## begin

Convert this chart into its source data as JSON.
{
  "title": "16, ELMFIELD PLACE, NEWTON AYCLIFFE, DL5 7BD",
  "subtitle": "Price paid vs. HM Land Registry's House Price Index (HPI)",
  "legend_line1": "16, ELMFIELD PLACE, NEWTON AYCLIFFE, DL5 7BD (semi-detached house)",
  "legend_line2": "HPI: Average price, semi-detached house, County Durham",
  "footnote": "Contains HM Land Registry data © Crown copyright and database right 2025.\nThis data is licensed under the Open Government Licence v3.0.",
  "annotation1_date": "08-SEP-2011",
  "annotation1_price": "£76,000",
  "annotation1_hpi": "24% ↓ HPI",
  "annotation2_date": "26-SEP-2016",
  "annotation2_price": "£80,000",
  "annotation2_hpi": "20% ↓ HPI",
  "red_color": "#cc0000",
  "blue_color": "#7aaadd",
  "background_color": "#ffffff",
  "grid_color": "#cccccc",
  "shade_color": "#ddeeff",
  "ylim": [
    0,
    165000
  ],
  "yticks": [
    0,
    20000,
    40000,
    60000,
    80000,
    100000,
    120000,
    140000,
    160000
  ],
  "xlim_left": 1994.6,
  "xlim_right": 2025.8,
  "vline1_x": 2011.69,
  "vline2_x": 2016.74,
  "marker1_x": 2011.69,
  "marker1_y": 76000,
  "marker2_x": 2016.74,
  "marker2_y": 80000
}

## end

### Task to carry out:
Select, from the listing, all lines that include the word "PLACE".

### In response:
  "title": "16, ELMFIELD PLACE, NEWTON AYCLIFFE, DL5 7BD",
  "legend_line1": "16, ELMFIELD PLACE, NEWTON AYCLIFFE, DL5 7BD (semi-detached house)",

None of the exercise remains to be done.